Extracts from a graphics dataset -
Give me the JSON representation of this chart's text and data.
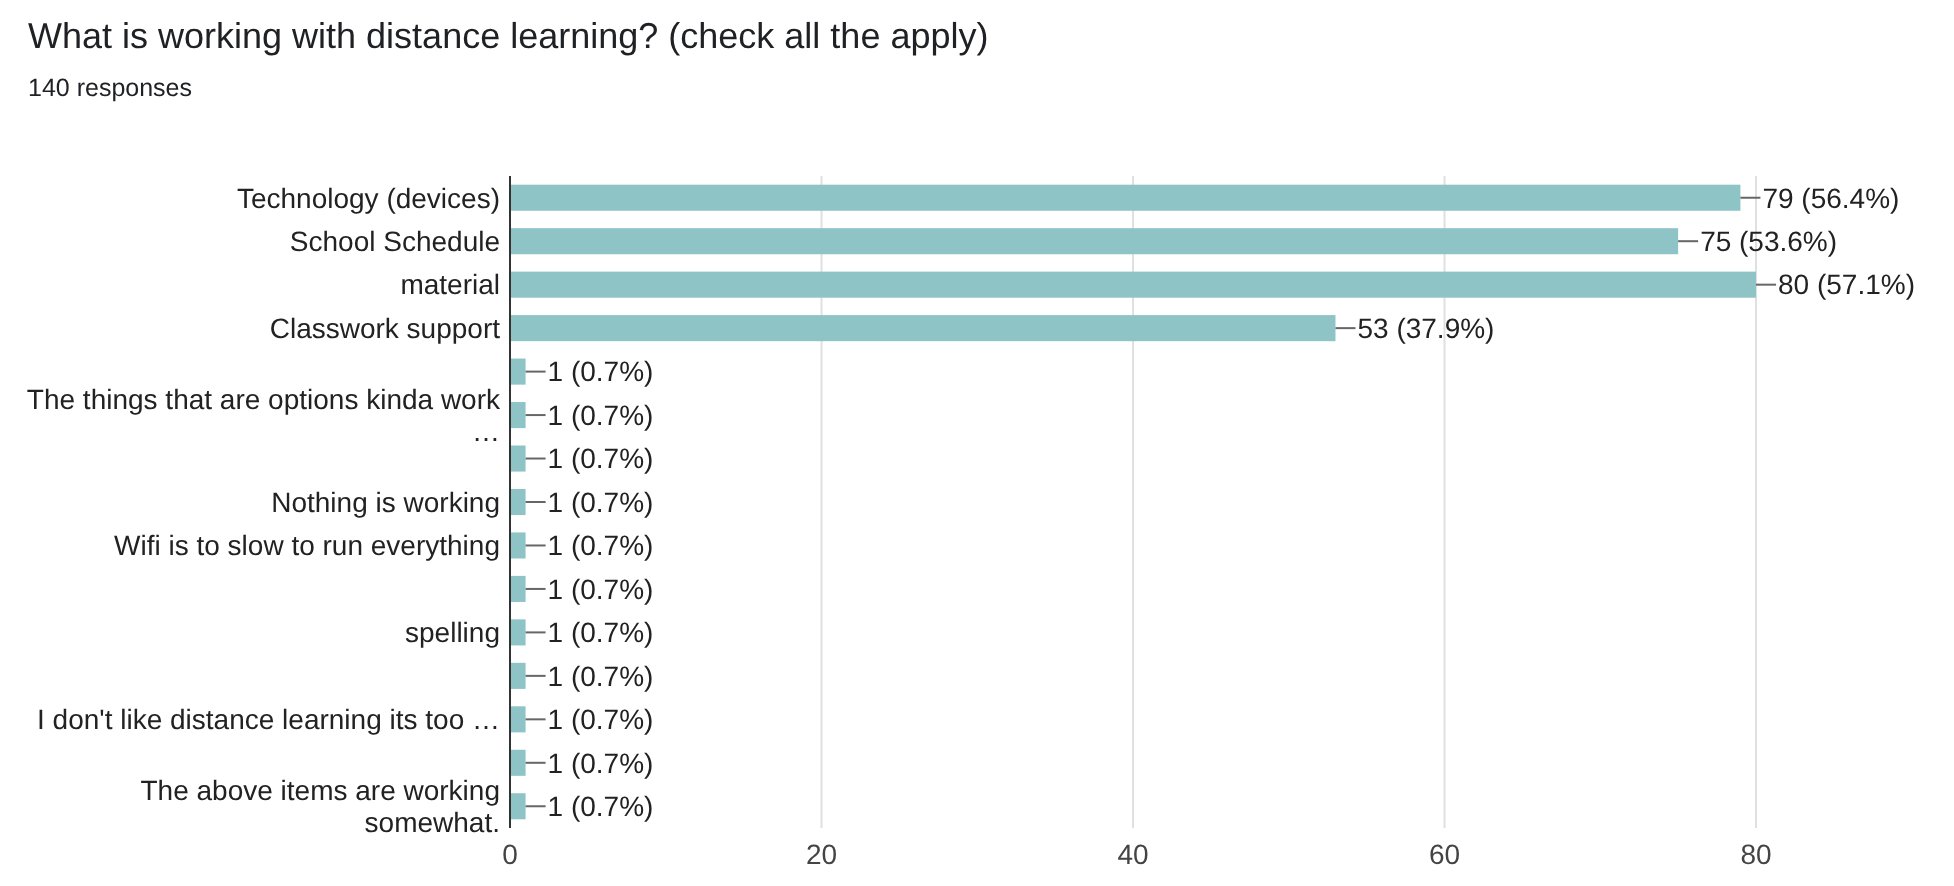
{
  "chart_data": {
    "type": "bar",
    "orientation": "horizontal",
    "title": "What is working with distance learning? (check all the apply)",
    "subtitle": "140 responses",
    "categories": [
      "Technology (devices)",
      "School Schedule",
      "material",
      "Classwork support",
      null,
      "The things that are options kinda work …",
      null,
      "Nothing is working",
      "Wifi is to slow to run everything",
      null,
      "spelling",
      null,
      "I don't like distance learning its too …",
      null,
      "The above items are working somewhat."
    ],
    "values": [
      79,
      75,
      80,
      53,
      1,
      1,
      1,
      1,
      1,
      1,
      1,
      1,
      1,
      1,
      1
    ],
    "value_labels": [
      "79 (56.4%)",
      "75 (53.6%)",
      "80 (57.1%)",
      "53 (37.9%)",
      "1 (0.7%)",
      "1 (0.7%)",
      "1 (0.7%)",
      "1 (0.7%)",
      "1 (0.7%)",
      "1 (0.7%)",
      "1 (0.7%)",
      "1 (0.7%)",
      "1 (0.7%)",
      "1 (0.7%)",
      "1 (0.7%)"
    ],
    "color": "#8fc4c6",
    "xlim": [
      0,
      80
    ],
    "xticks": [
      0,
      20,
      40,
      60,
      80
    ],
    "grid": "x"
  }
}
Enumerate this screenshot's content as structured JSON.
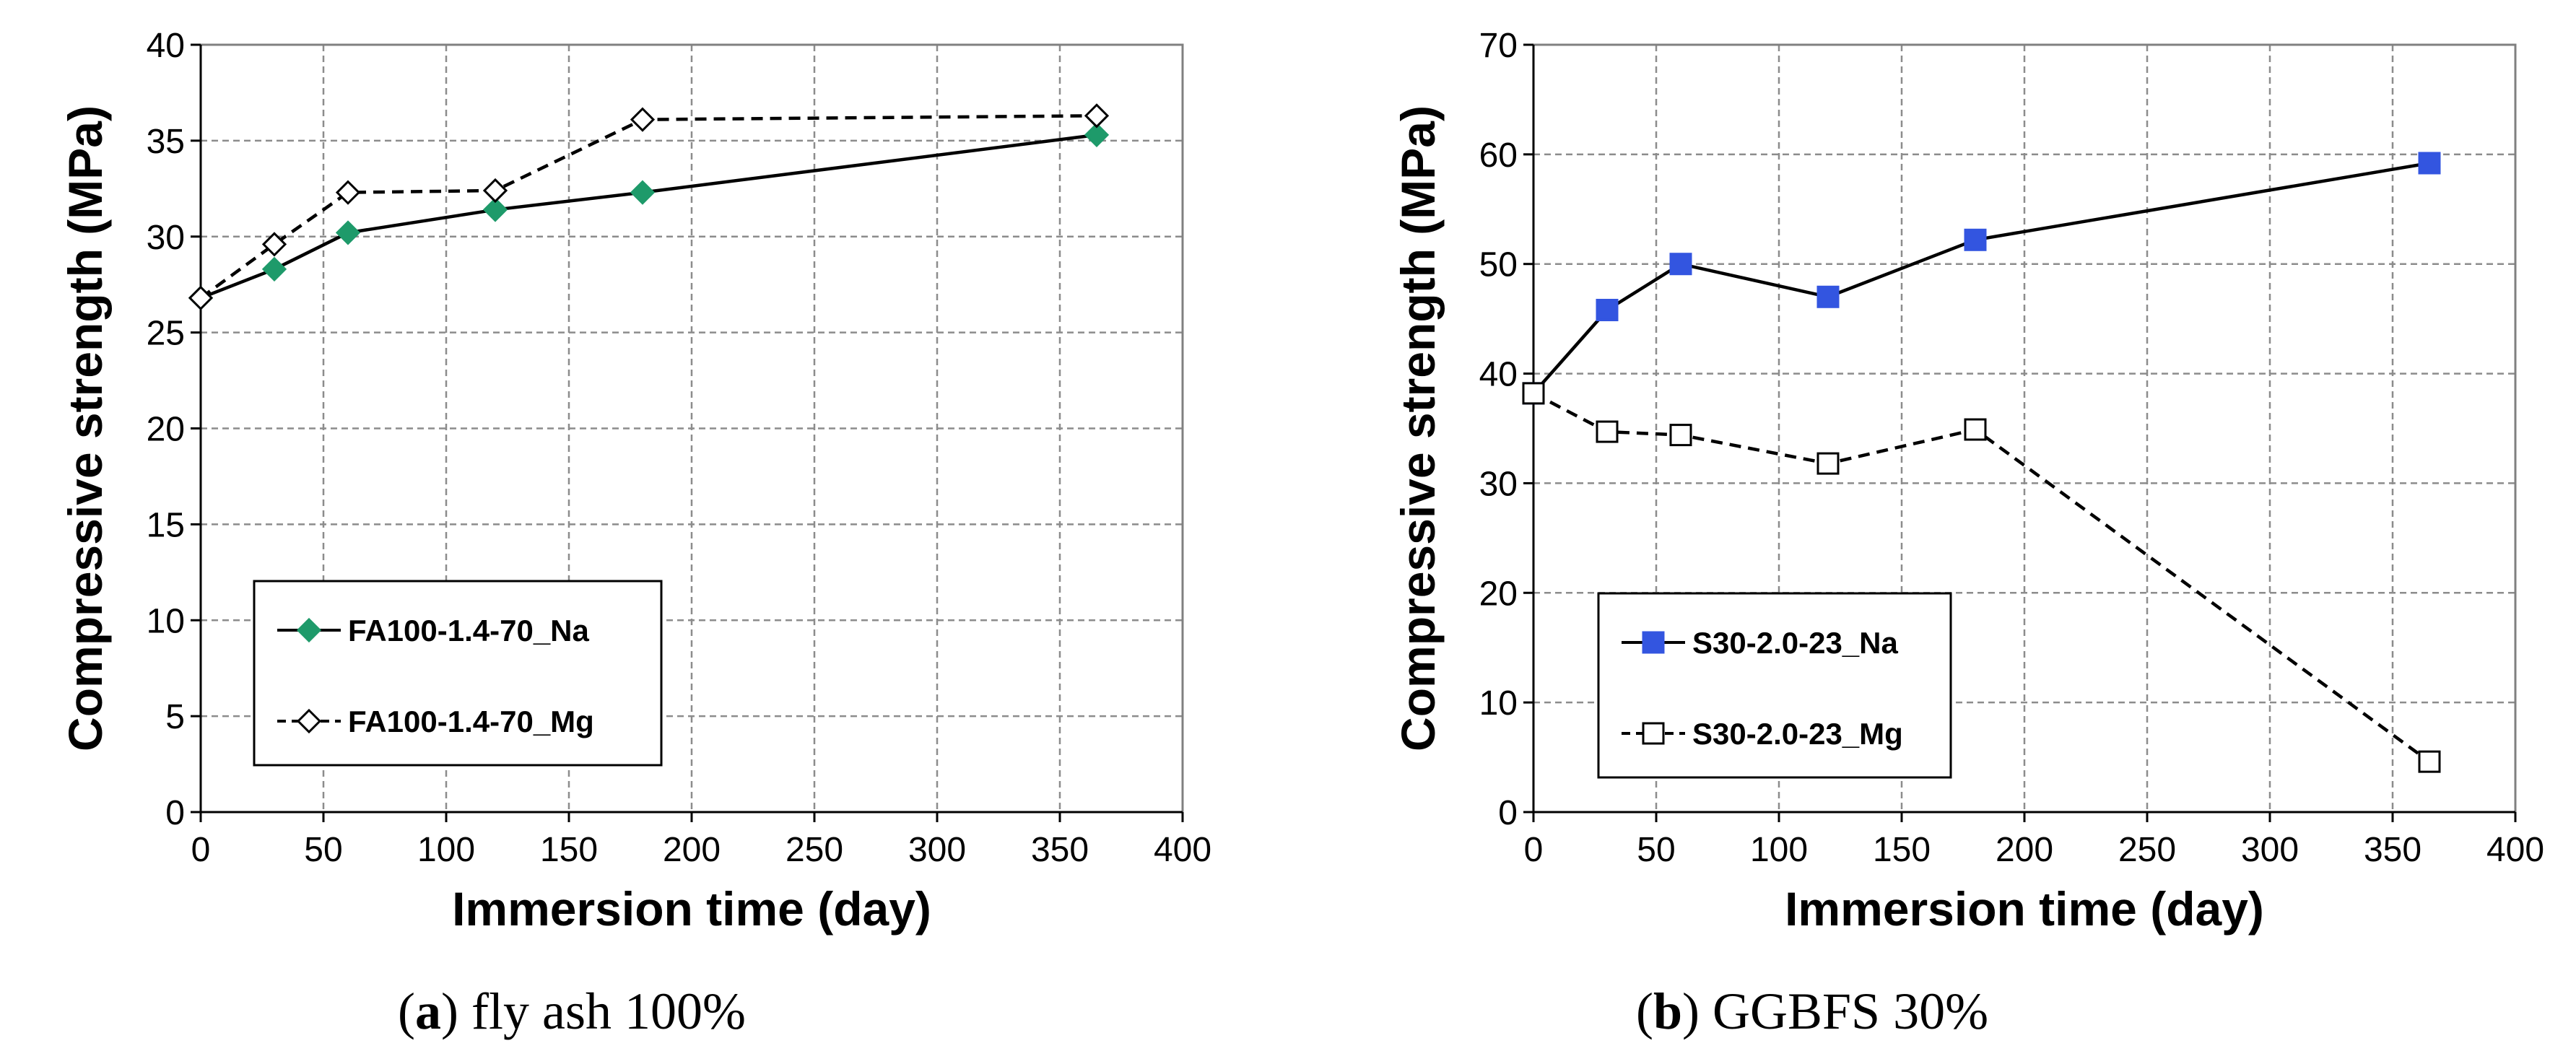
{
  "chart_data": [
    {
      "type": "line",
      "caption_letter": "a",
      "caption_text": "fly ash 100%",
      "xlabel": "Immersion time (day)",
      "ylabel": "Compressive strength (MPa)",
      "xlim": [
        0,
        400
      ],
      "ylim": [
        0,
        40
      ],
      "xticks": [
        0,
        50,
        100,
        150,
        200,
        250,
        300,
        350,
        400
      ],
      "yticks": [
        0,
        5,
        10,
        15,
        20,
        25,
        30,
        35,
        40
      ],
      "grid": true,
      "legend_position": "bottom-left",
      "series": [
        {
          "name": "FA100-1.4-70_Na",
          "x": [
            0,
            30,
            60,
            120,
            180,
            365
          ],
          "y": [
            26.8,
            28.3,
            30.2,
            31.4,
            32.3,
            35.3
          ],
          "color": "#1e9a6a",
          "marker": "diamond",
          "marker_fill": "#1e9a6a",
          "line_style": "solid"
        },
        {
          "name": "FA100-1.4-70_Mg",
          "x": [
            0,
            30,
            60,
            120,
            180,
            365
          ],
          "y": [
            26.8,
            29.6,
            32.3,
            32.4,
            36.1,
            36.3
          ],
          "color": "#000000",
          "marker": "diamond",
          "marker_fill": "#ffffff",
          "line_style": "dashed"
        }
      ]
    },
    {
      "type": "line",
      "caption_letter": "b",
      "caption_text": "GGBFS 30%",
      "xlabel": "Immersion time (day)",
      "ylabel": "Compressive strength (MPa)",
      "xlim": [
        0,
        400
      ],
      "ylim": [
        0,
        70
      ],
      "xticks": [
        0,
        50,
        100,
        150,
        200,
        250,
        300,
        350,
        400
      ],
      "yticks": [
        0,
        10,
        20,
        30,
        40,
        50,
        60,
        70
      ],
      "grid": true,
      "legend_position": "bottom-left",
      "series": [
        {
          "name": "S30-2.0-23_Na",
          "x": [
            0,
            30,
            60,
            120,
            180,
            365
          ],
          "y": [
            38.2,
            45.8,
            50.0,
            47.0,
            52.2,
            59.2
          ],
          "color": "#3355e0",
          "marker": "square",
          "marker_fill": "#3355e0",
          "line_style": "solid"
        },
        {
          "name": "S30-2.0-23_Mg",
          "x": [
            0,
            30,
            60,
            120,
            180,
            365
          ],
          "y": [
            38.2,
            34.7,
            34.4,
            31.8,
            34.9,
            4.6
          ],
          "color": "#000000",
          "marker": "square",
          "marker_fill": "#ffffff",
          "line_style": "dashed"
        }
      ]
    }
  ]
}
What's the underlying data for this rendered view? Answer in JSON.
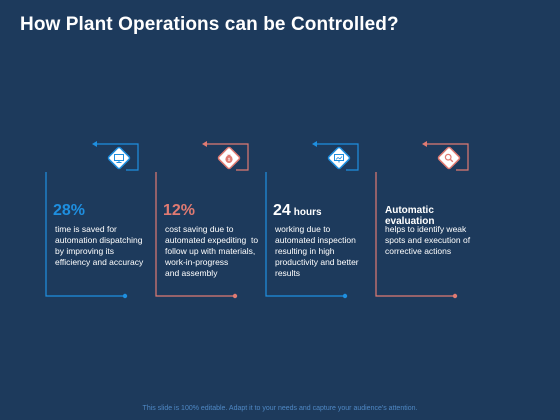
{
  "title": "How Plant Operations can be Controlled?",
  "footer": "This slide is 100% editable. Adapt it to your needs and capture your audience's attention.",
  "colors": {
    "blue": "#1e8fe0",
    "coral": "#e07a72",
    "background": "#1d3a5c"
  },
  "cards": [
    {
      "value": "28%",
      "unit": "",
      "desc_lines": [
        "time is saved for",
        "automation dispatching",
        "by improving its",
        "efficiency and accuracy"
      ],
      "icon": "monitor-icon",
      "accent": "blue"
    },
    {
      "value": "12%",
      "unit": "",
      "desc_lines": [
        "cost saving due to",
        "automated expediting  to",
        "follow up with materials,",
        "work-in-progress",
        "and assembly"
      ],
      "icon": "money-bag-icon",
      "accent": "coral"
    },
    {
      "value": "24",
      "unit": "hours",
      "desc_lines": [
        "working due to",
        "automated inspection",
        "resulting in high",
        "productivity and better",
        "results"
      ],
      "icon": "presentation-board-icon",
      "accent": "blue"
    },
    {
      "heading": "Automatic evaluation",
      "desc_lines": [
        "helps to identify weak",
        "spots and execution of",
        "corrective actions"
      ],
      "icon": "magnifier-icon",
      "accent": "coral"
    }
  ]
}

Work required - Repeat each record exactly, with the pictures left out.

Answer for this exercise -
Give me the JSON representation of this chart's text and data.
{
  "chart_data": {
    "type": "bar",
    "orientation": "horizontal",
    "title": "What is working with distance learning? (check all the apply)",
    "subtitle": "140 responses",
    "categories": [
      "Technology (devices)",
      "School Schedule",
      "material",
      "Classwork support",
      null,
      "The things that are options kinda work …",
      null,
      "Nothing is working",
      "Wifi is to slow to run everything",
      null,
      "spelling",
      null,
      "I don't like distance learning its too …",
      null,
      "The above items are working somewhat."
    ],
    "values": [
      79,
      75,
      80,
      53,
      1,
      1,
      1,
      1,
      1,
      1,
      1,
      1,
      1,
      1,
      1
    ],
    "value_labels": [
      "79 (56.4%)",
      "75 (53.6%)",
      "80 (57.1%)",
      "53 (37.9%)",
      "1 (0.7%)",
      "1 (0.7%)",
      "1 (0.7%)",
      "1 (0.7%)",
      "1 (0.7%)",
      "1 (0.7%)",
      "1 (0.7%)",
      "1 (0.7%)",
      "1 (0.7%)",
      "1 (0.7%)",
      "1 (0.7%)"
    ],
    "color": "#8fc4c6",
    "xlim": [
      0,
      80
    ],
    "xticks": [
      0,
      20,
      40,
      60,
      80
    ],
    "grid": "x"
  }
}
Enumerate this screenshot's content as structured JSON.
{
  "chart_data": [
    {
      "type": "line",
      "caption_letter": "a",
      "caption_text": "fly ash 100%",
      "xlabel": "Immersion time (day)",
      "ylabel": "Compressive strength (MPa)",
      "xlim": [
        0,
        400
      ],
      "ylim": [
        0,
        40
      ],
      "xticks": [
        0,
        50,
        100,
        150,
        200,
        250,
        300,
        350,
        400
      ],
      "yticks": [
        0,
        5,
        10,
        15,
        20,
        25,
        30,
        35,
        40
      ],
      "grid": true,
      "legend_position": "bottom-left",
      "series": [
        {
          "name": "FA100-1.4-70_Na",
          "x": [
            0,
            30,
            60,
            120,
            180,
            365
          ],
          "y": [
            26.8,
            28.3,
            30.2,
            31.4,
            32.3,
            35.3
          ],
          "color": "#1e9a6a",
          "marker": "diamond",
          "marker_fill": "#1e9a6a",
          "line_style": "solid"
        },
        {
          "name": "FA100-1.4-70_Mg",
          "x": [
            0,
            30,
            60,
            120,
            180,
            365
          ],
          "y": [
            26.8,
            29.6,
            32.3,
            32.4,
            36.1,
            36.3
          ],
          "color": "#000000",
          "marker": "diamond",
          "marker_fill": "#ffffff",
          "line_style": "dashed"
        }
      ]
    },
    {
      "type": "line",
      "caption_letter": "b",
      "caption_text": "GGBFS 30%",
      "xlabel": "Immersion time (day)",
      "ylabel": "Compressive strength (MPa)",
      "xlim": [
        0,
        400
      ],
      "ylim": [
        0,
        70
      ],
      "xticks": [
        0,
        50,
        100,
        150,
        200,
        250,
        300,
        350,
        400
      ],
      "yticks": [
        0,
        10,
        20,
        30,
        40,
        50,
        60,
        70
      ],
      "grid": true,
      "legend_position": "bottom-left",
      "series": [
        {
          "name": "S30-2.0-23_Na",
          "x": [
            0,
            30,
            60,
            120,
            180,
            365
          ],
          "y": [
            38.2,
            45.8,
            50.0,
            47.0,
            52.2,
            59.2
          ],
          "color": "#3355e0",
          "marker": "square",
          "marker_fill": "#3355e0",
          "line_style": "solid"
        },
        {
          "name": "S30-2.0-23_Mg",
          "x": [
            0,
            30,
            60,
            120,
            180,
            365
          ],
          "y": [
            38.2,
            34.7,
            34.4,
            31.8,
            34.9,
            4.6
          ],
          "color": "#000000",
          "marker": "square",
          "marker_fill": "#ffffff",
          "line_style": "dashed"
        }
      ]
    }
  ]
}
What's the underlying data for this rendered view? Answer in JSON.
{
  "title": "How Plant Operations can be Controlled?",
  "footer": "This slide is 100% editable. Adapt it to your needs and capture your audience's attention.",
  "colors": {
    "blue": "#1e8fe0",
    "coral": "#e07a72",
    "background": "#1d3a5c"
  },
  "cards": [
    {
      "value": "28%",
      "unit": "",
      "desc_lines": [
        "time is saved for",
        "automation dispatching",
        "by improving its",
        "efficiency and accuracy"
      ],
      "icon": "monitor-icon",
      "accent": "blue"
    },
    {
      "value": "12%",
      "unit": "",
      "desc_lines": [
        "cost saving due to",
        "automated expediting  to",
        "follow up with materials,",
        "work-in-progress",
        "and assembly"
      ],
      "icon": "money-bag-icon",
      "accent": "coral"
    },
    {
      "value": "24",
      "unit": "hours",
      "desc_lines": [
        "working due to",
        "automated inspection",
        "resulting in high",
        "productivity and better",
        "results"
      ],
      "icon": "presentation-board-icon",
      "accent": "blue"
    },
    {
      "heading": "Automatic evaluation",
      "desc_lines": [
        "helps to identify weak",
        "spots and execution of",
        "corrective actions"
      ],
      "icon": "magnifier-icon",
      "accent": "coral"
    }
  ]
}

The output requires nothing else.